▸ **The request**: Transcribe the listing in full, excluding any pictures.

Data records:
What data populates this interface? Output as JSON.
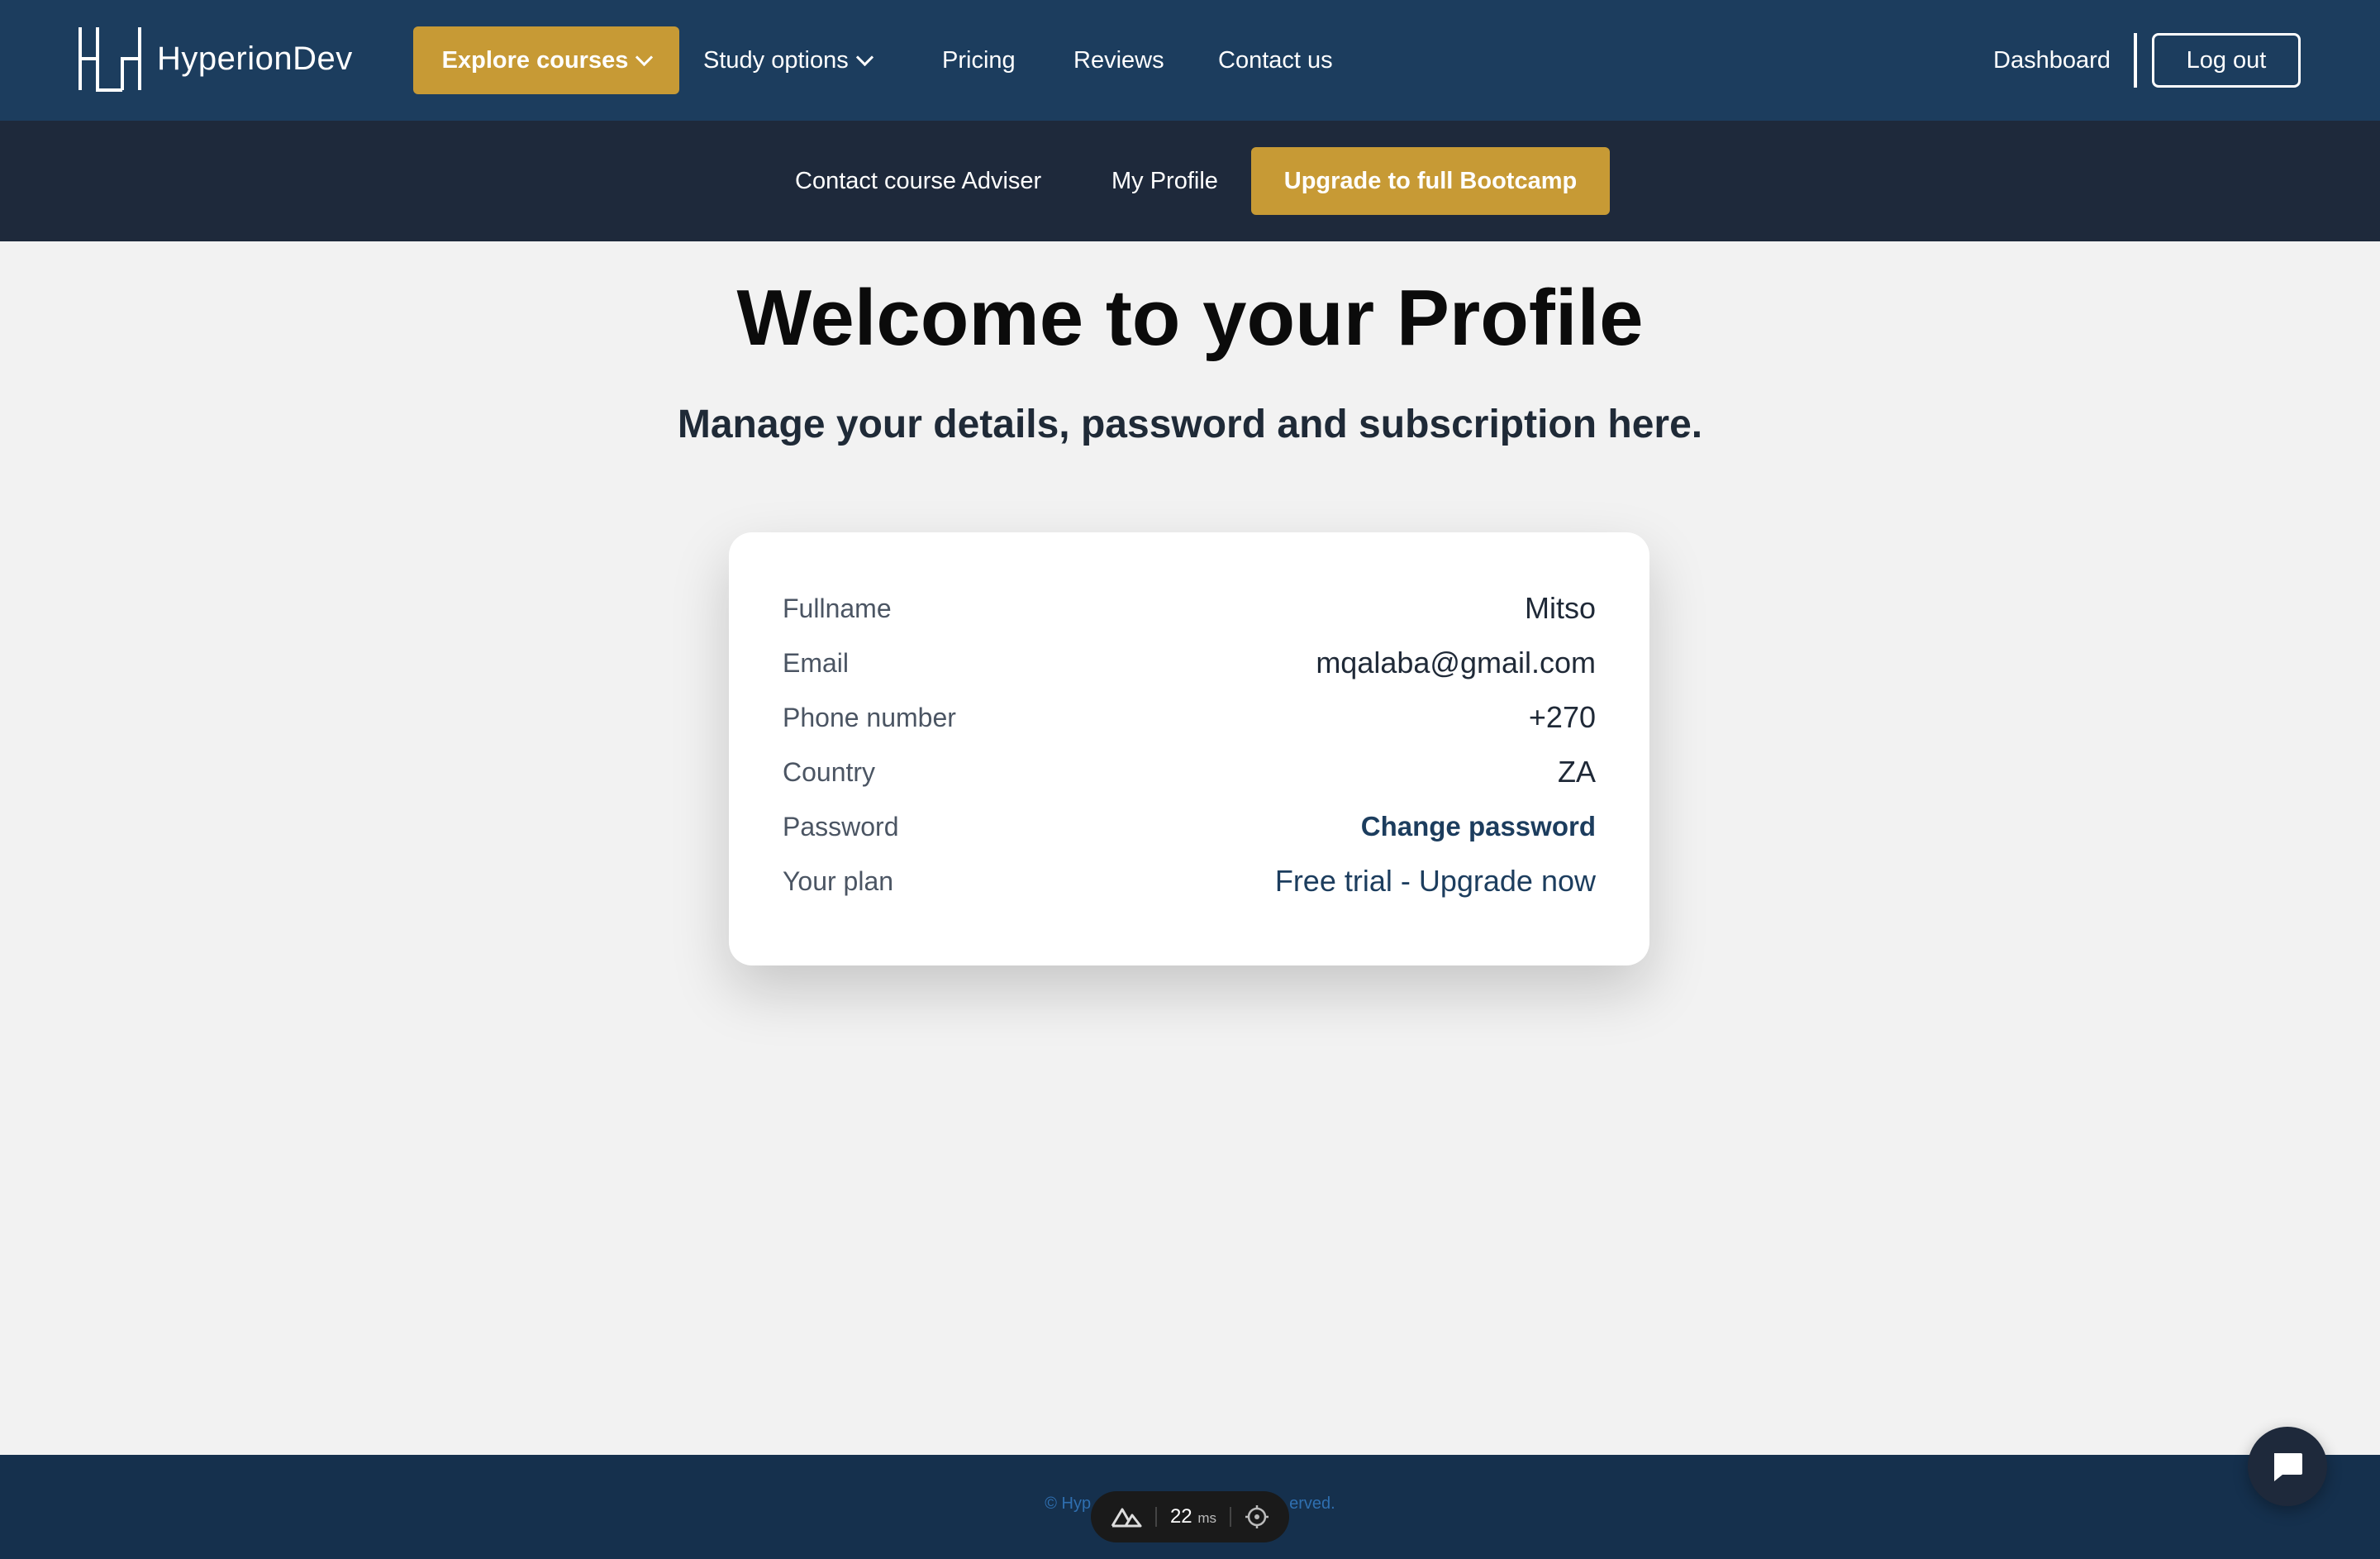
{
  "header": {
    "brand": "HyperionDev",
    "explore_label": "Explore courses",
    "study_label": "Study options",
    "pricing_label": "Pricing",
    "reviews_label": "Reviews",
    "contact_label": "Contact us",
    "dashboard_label": "Dashboard",
    "logout_label": "Log out"
  },
  "subnav": {
    "adviser_label": "Contact course Adviser",
    "profile_label": "My Profile",
    "upgrade_label": "Upgrade to full Bootcamp"
  },
  "main": {
    "title": "Welcome to your Profile",
    "subtitle": "Manage your details, password and subscription here."
  },
  "profile": {
    "fullname_label": "Fullname",
    "fullname_value": "Mitso",
    "email_label": "Email",
    "email_value": "mqalaba@gmail.com",
    "phone_label": "Phone number",
    "phone_value": "+270",
    "country_label": "Country",
    "country_value": "ZA",
    "password_label": "Password",
    "password_link": "Change password",
    "plan_label": "Your plan",
    "plan_link": "Free trial - Upgrade now"
  },
  "footer": {
    "copyright_left": "© Hyp",
    "copyright_right": "erved."
  },
  "devtools": {
    "render_ms": "22",
    "unit": "ms"
  },
  "colors": {
    "nav_bg": "#1c3d5e",
    "subnav_bg": "#1e293b",
    "accent": "#c79a35",
    "page_bg": "#f2f2f2"
  },
  "icons": [
    "hyperiondev-logo-icon",
    "chevron-down-icon",
    "nuxt-icon",
    "crosshair-icon",
    "chat-icon"
  ]
}
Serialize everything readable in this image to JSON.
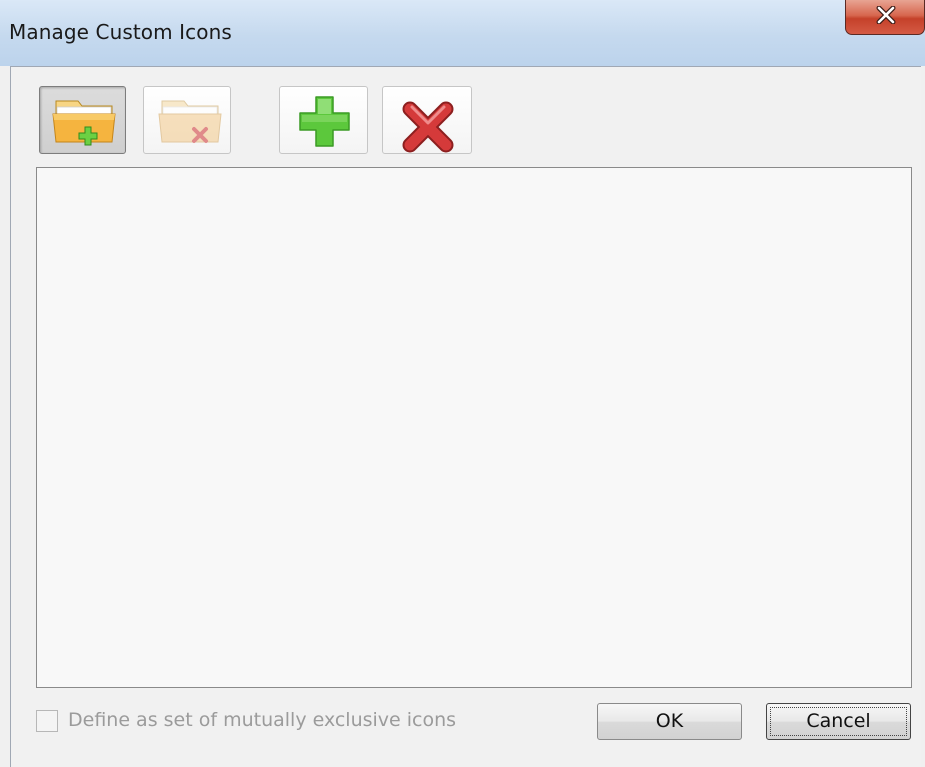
{
  "window": {
    "title": "Manage Custom Icons"
  },
  "toolbar": {
    "buttons": [
      {
        "icon": "folder-add-icon",
        "state": "pressed"
      },
      {
        "icon": "folder-remove-icon",
        "state": "disabled"
      },
      {
        "icon": "add-icon",
        "state": "normal"
      },
      {
        "icon": "delete-icon",
        "state": "normal"
      }
    ]
  },
  "icon_list": {
    "items": []
  },
  "options": {
    "mutually_exclusive_label": "Define as set of mutually exclusive icons",
    "mutually_exclusive_checked": false,
    "mutually_exclusive_enabled": false
  },
  "buttons": {
    "ok_label": "OK",
    "cancel_label": "Cancel"
  },
  "colors": {
    "titlebar": "#c5d9ee",
    "close_button": "#c5412a",
    "add_green": "#5cc83c",
    "delete_red": "#d53a3a",
    "folder": "#f5b43f"
  }
}
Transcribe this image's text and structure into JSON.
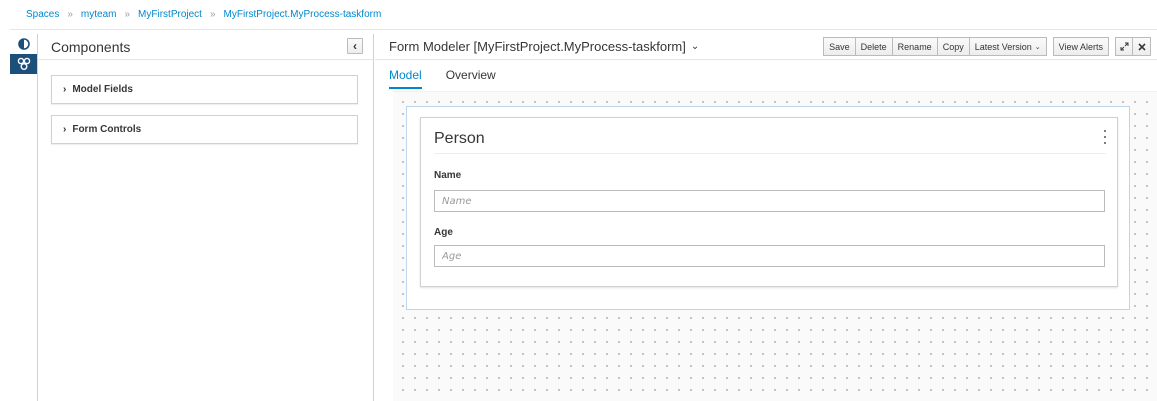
{
  "breadcrumb": {
    "items": [
      "Spaces",
      "myteam",
      "MyFirstProject",
      "MyFirstProject.MyProcess-taskform"
    ],
    "separator": "»"
  },
  "rail": {
    "icons": [
      "half-circle-icon",
      "group-icon"
    ]
  },
  "components": {
    "title": "Components",
    "collapse_glyph": "‹",
    "sections": [
      {
        "label": "Model Fields"
      },
      {
        "label": "Form Controls"
      }
    ]
  },
  "editor": {
    "title": "Form Modeler [MyFirstProject.MyProcess-taskform]",
    "toolbar": {
      "save": "Save",
      "delete": "Delete",
      "rename": "Rename",
      "copy": "Copy",
      "version": "Latest Version",
      "view_alerts": "View Alerts"
    },
    "tabs": [
      {
        "label": "Model"
      },
      {
        "label": "Overview"
      }
    ]
  },
  "form": {
    "title": "Person",
    "fields": [
      {
        "label": "Name",
        "placeholder": "Name",
        "value": ""
      },
      {
        "label": "Age",
        "placeholder": "Age",
        "value": ""
      }
    ]
  },
  "colors": {
    "accent": "#0088ce",
    "rail_active": "#1c4f7a"
  }
}
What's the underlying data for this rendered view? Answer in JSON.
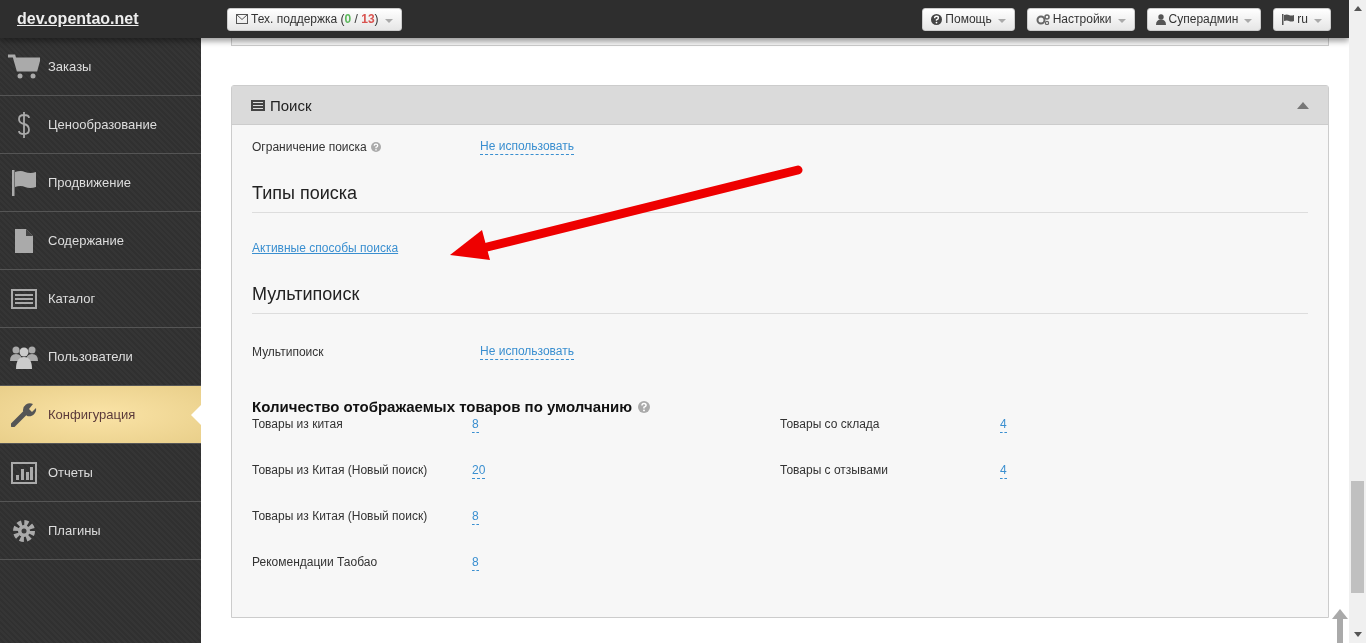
{
  "site": {
    "title": "dev.opentao.net"
  },
  "support_button": {
    "parts": [
      {
        "text": "Тех. поддержка ("
      },
      {
        "text": "0",
        "color": "#5cb85c"
      },
      {
        "text": " / "
      },
      {
        "text": "13",
        "color": "#d9534f"
      },
      {
        "text": ")"
      }
    ]
  },
  "top_menus": [
    {
      "label": "Помощь"
    },
    {
      "label": "Настройки"
    },
    {
      "label": "Суперадмин"
    },
    {
      "label": "ru"
    }
  ],
  "sidebar": {
    "items": [
      {
        "label": "Заказы",
        "selected": false
      },
      {
        "label": "Ценообразование",
        "selected": false
      },
      {
        "label": "Продвижение",
        "selected": false
      },
      {
        "label": "Содержание",
        "selected": false
      },
      {
        "label": "Каталог",
        "selected": false
      },
      {
        "label": "Пользователи",
        "selected": false
      },
      {
        "label": "Конфигурация",
        "selected": true
      },
      {
        "label": "Отчеты",
        "selected": false
      },
      {
        "label": "Плагины",
        "selected": false
      }
    ]
  },
  "panel": {
    "title": "Поиск",
    "expanded": true,
    "search_limit": {
      "label": "Ограничение поиска",
      "help": true,
      "value": "Не использовать"
    },
    "search_types": {
      "heading": "Типы поиска",
      "link": "Активные способы поиска"
    },
    "multisearch": {
      "heading": "Мультипоиск",
      "label": "Мультипоиск",
      "value": "Не использовать"
    },
    "counts": {
      "heading": "Количество отображаемых товаров по умолчанию",
      "help": true,
      "left": [
        {
          "label": "Товары из китая",
          "value": "8"
        },
        {
          "label": "Товары из Китая (Новый поиск)",
          "value": "20"
        },
        {
          "label": "Товары из Китая (Новый поиск)",
          "value": "8"
        },
        {
          "label": "Рекомендации Таобао",
          "value": "8"
        }
      ],
      "right": [
        {
          "label": "Товары со склада",
          "value": "4"
        },
        {
          "label": "Товары с отзывами",
          "value": "4"
        }
      ]
    }
  }
}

▸ **Complete response**:
What data populates this interface? Output as JSON.
{
  "header": {
    "brand": "HyperionDev",
    "explore_label": "Explore courses",
    "study_label": "Study options",
    "pricing_label": "Pricing",
    "reviews_label": "Reviews",
    "contact_label": "Contact us",
    "dashboard_label": "Dashboard",
    "logout_label": "Log out"
  },
  "subnav": {
    "adviser_label": "Contact course Adviser",
    "profile_label": "My Profile",
    "upgrade_label": "Upgrade to full Bootcamp"
  },
  "main": {
    "title": "Welcome to your Profile",
    "subtitle": "Manage your details, password and subscription here."
  },
  "profile": {
    "fullname_label": "Fullname",
    "fullname_value": "Mitso",
    "email_label": "Email",
    "email_value": "mqalaba@gmail.com",
    "phone_label": "Phone number",
    "phone_value": "+270",
    "country_label": "Country",
    "country_value": "ZA",
    "password_label": "Password",
    "password_link": "Change password",
    "plan_label": "Your plan",
    "plan_link": "Free trial - Upgrade now"
  },
  "footer": {
    "copyright_left": "© Hyp",
    "copyright_right": "erved."
  },
  "devtools": {
    "render_ms": "22",
    "unit": "ms"
  },
  "colors": {
    "nav_bg": "#1c3d5e",
    "subnav_bg": "#1e293b",
    "accent": "#c79a35",
    "page_bg": "#f2f2f2"
  },
  "icons": [
    "hyperiondev-logo-icon",
    "chevron-down-icon",
    "nuxt-icon",
    "crosshair-icon",
    "chat-icon"
  ]
}
Serialize everything readable in this image to JSON.
{
  "window": {
    "title": "Manage Custom Icons"
  },
  "toolbar": {
    "buttons": [
      {
        "icon": "folder-add-icon",
        "state": "pressed"
      },
      {
        "icon": "folder-remove-icon",
        "state": "disabled"
      },
      {
        "icon": "add-icon",
        "state": "normal"
      },
      {
        "icon": "delete-icon",
        "state": "normal"
      }
    ]
  },
  "icon_list": {
    "items": []
  },
  "options": {
    "mutually_exclusive_label": "Define as set of mutually exclusive icons",
    "mutually_exclusive_checked": false,
    "mutually_exclusive_enabled": false
  },
  "buttons": {
    "ok_label": "OK",
    "cancel_label": "Cancel"
  },
  "colors": {
    "titlebar": "#c5d9ee",
    "close_button": "#c5412a",
    "add_green": "#5cc83c",
    "delete_red": "#d53a3a",
    "folder": "#f5b43f"
  }
}
Transcribe this image's text and structure into JSON.
{
  "breadcrumb": {
    "items": [
      "Spaces",
      "myteam",
      "MyFirstProject",
      "MyFirstProject.MyProcess-taskform"
    ],
    "separator": "»"
  },
  "rail": {
    "icons": [
      "half-circle-icon",
      "group-icon"
    ]
  },
  "components": {
    "title": "Components",
    "collapse_glyph": "‹",
    "sections": [
      {
        "label": "Model Fields"
      },
      {
        "label": "Form Controls"
      }
    ]
  },
  "editor": {
    "title": "Form Modeler [MyFirstProject.MyProcess-taskform]",
    "toolbar": {
      "save": "Save",
      "delete": "Delete",
      "rename": "Rename",
      "copy": "Copy",
      "version": "Latest Version",
      "view_alerts": "View Alerts"
    },
    "tabs": [
      {
        "label": "Model"
      },
      {
        "label": "Overview"
      }
    ]
  },
  "form": {
    "title": "Person",
    "fields": [
      {
        "label": "Name",
        "placeholder": "Name",
        "value": ""
      },
      {
        "label": "Age",
        "placeholder": "Age",
        "value": ""
      }
    ]
  },
  "colors": {
    "accent": "#0088ce",
    "rail_active": "#1c4f7a"
  }
}
What's the underlying data for this rendered view? Answer in JSON.
{
  "site": {
    "title": "dev.opentao.net"
  },
  "support_button": {
    "parts": [
      {
        "text": "Тех. поддержка ("
      },
      {
        "text": "0",
        "color": "#5cb85c"
      },
      {
        "text": " / "
      },
      {
        "text": "13",
        "color": "#d9534f"
      },
      {
        "text": ")"
      }
    ]
  },
  "top_menus": [
    {
      "label": "Помощь"
    },
    {
      "label": "Настройки"
    },
    {
      "label": "Суперадмин"
    },
    {
      "label": "ru"
    }
  ],
  "sidebar": {
    "items": [
      {
        "label": "Заказы",
        "selected": false
      },
      {
        "label": "Ценообразование",
        "selected": false
      },
      {
        "label": "Продвижение",
        "selected": false
      },
      {
        "label": "Содержание",
        "selected": false
      },
      {
        "label": "Каталог",
        "selected": false
      },
      {
        "label": "Пользователи",
        "selected": false
      },
      {
        "label": "Конфигурация",
        "selected": true
      },
      {
        "label": "Отчеты",
        "selected": false
      },
      {
        "label": "Плагины",
        "selected": false
      }
    ]
  },
  "panel": {
    "title": "Поиск",
    "expanded": true,
    "search_limit": {
      "label": "Ограничение поиска",
      "help": true,
      "value": "Не использовать"
    },
    "search_types": {
      "heading": "Типы поиска",
      "link": "Активные способы поиска"
    },
    "multisearch": {
      "heading": "Мультипоиск",
      "label": "Мультипоиск",
      "value": "Не использовать"
    },
    "counts": {
      "heading": "Количество отображаемых товаров по умолчанию",
      "help": true,
      "left": [
        {
          "label": "Товары из китая",
          "value": "8"
        },
        {
          "label": "Товары из Китая (Новый поиск)",
          "value": "20"
        },
        {
          "label": "Товары из Китая (Новый поиск)",
          "value": "8"
        },
        {
          "label": "Рекомендации Таобао",
          "value": "8"
        }
      ],
      "right": [
        {
          "label": "Товары со склада",
          "value": "4"
        },
        {
          "label": "Товары с отзывами",
          "value": "4"
        }
      ]
    }
  }
}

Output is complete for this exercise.